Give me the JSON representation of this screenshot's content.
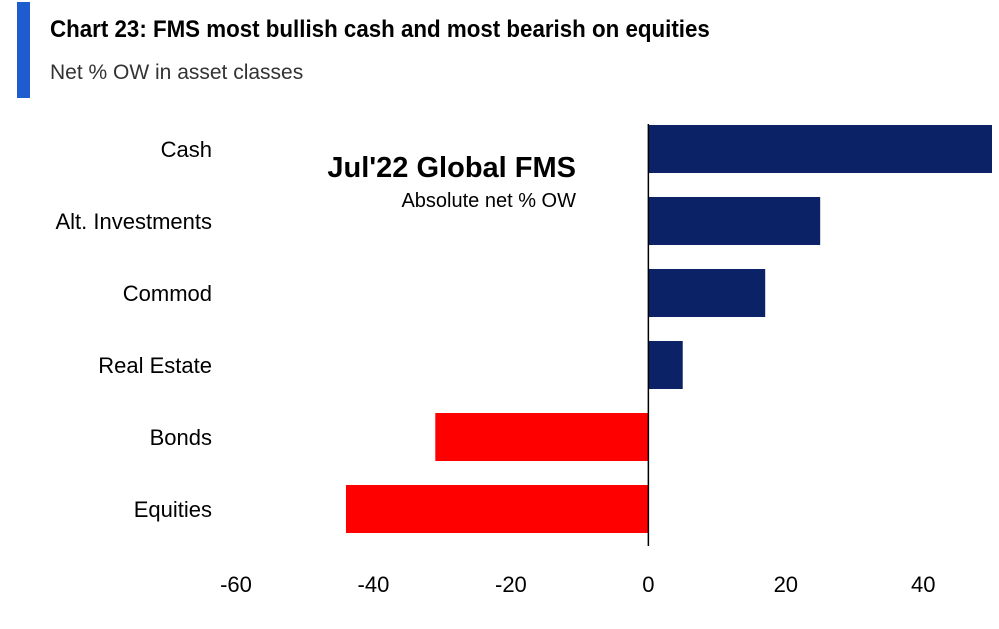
{
  "header": {
    "title": "Chart 23: FMS most bullish cash and most bearish on equities",
    "subtitle": "Net % OW in asset classes"
  },
  "colors": {
    "accent": "#1f5ccf",
    "positive": "#0c2266",
    "negative": "#ff0000"
  },
  "chart_data": {
    "type": "bar",
    "orientation": "horizontal",
    "title": "Chart 23: FMS most bullish cash and most bearish on equities",
    "subtitle": "Net % OW in asset classes",
    "annotation": {
      "title": "Jul'22 Global FMS",
      "subtitle": "Absolute net % OW"
    },
    "categories": [
      "Cash",
      "Alt. Investments",
      "Commod",
      "Real Estate",
      "Bonds",
      "Equities"
    ],
    "values": [
      50,
      25,
      17,
      5,
      -31,
      -44
    ],
    "xlim": [
      -60,
      50
    ],
    "xticks": [
      -60,
      -40,
      -20,
      0,
      20,
      40
    ],
    "xlabel": "",
    "ylabel": "",
    "grid": false
  }
}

==========

Write out the entries above verbatim; the pictures do not belong in your copy.

Give me the JSON representation of this screenshot's content.
{
  "header": {
    "title": "Chart 23: FMS most bullish cash and most bearish on equities",
    "subtitle": "Net % OW in asset classes"
  },
  "colors": {
    "accent": "#1f5ccf",
    "positive": "#0c2266",
    "negative": "#ff0000"
  },
  "chart_data": {
    "type": "bar",
    "orientation": "horizontal",
    "title": "Chart 23: FMS most bullish cash and most bearish on equities",
    "subtitle": "Net % OW in asset classes",
    "annotation": {
      "title": "Jul'22 Global FMS",
      "subtitle": "Absolute net % OW"
    },
    "categories": [
      "Cash",
      "Alt. Investments",
      "Commod",
      "Real Estate",
      "Bonds",
      "Equities"
    ],
    "values": [
      50,
      25,
      17,
      5,
      -31,
      -44
    ],
    "xlim": [
      -60,
      50
    ],
    "xticks": [
      -60,
      -40,
      -20,
      0,
      20,
      40
    ],
    "xlabel": "",
    "ylabel": "",
    "grid": false
  }
}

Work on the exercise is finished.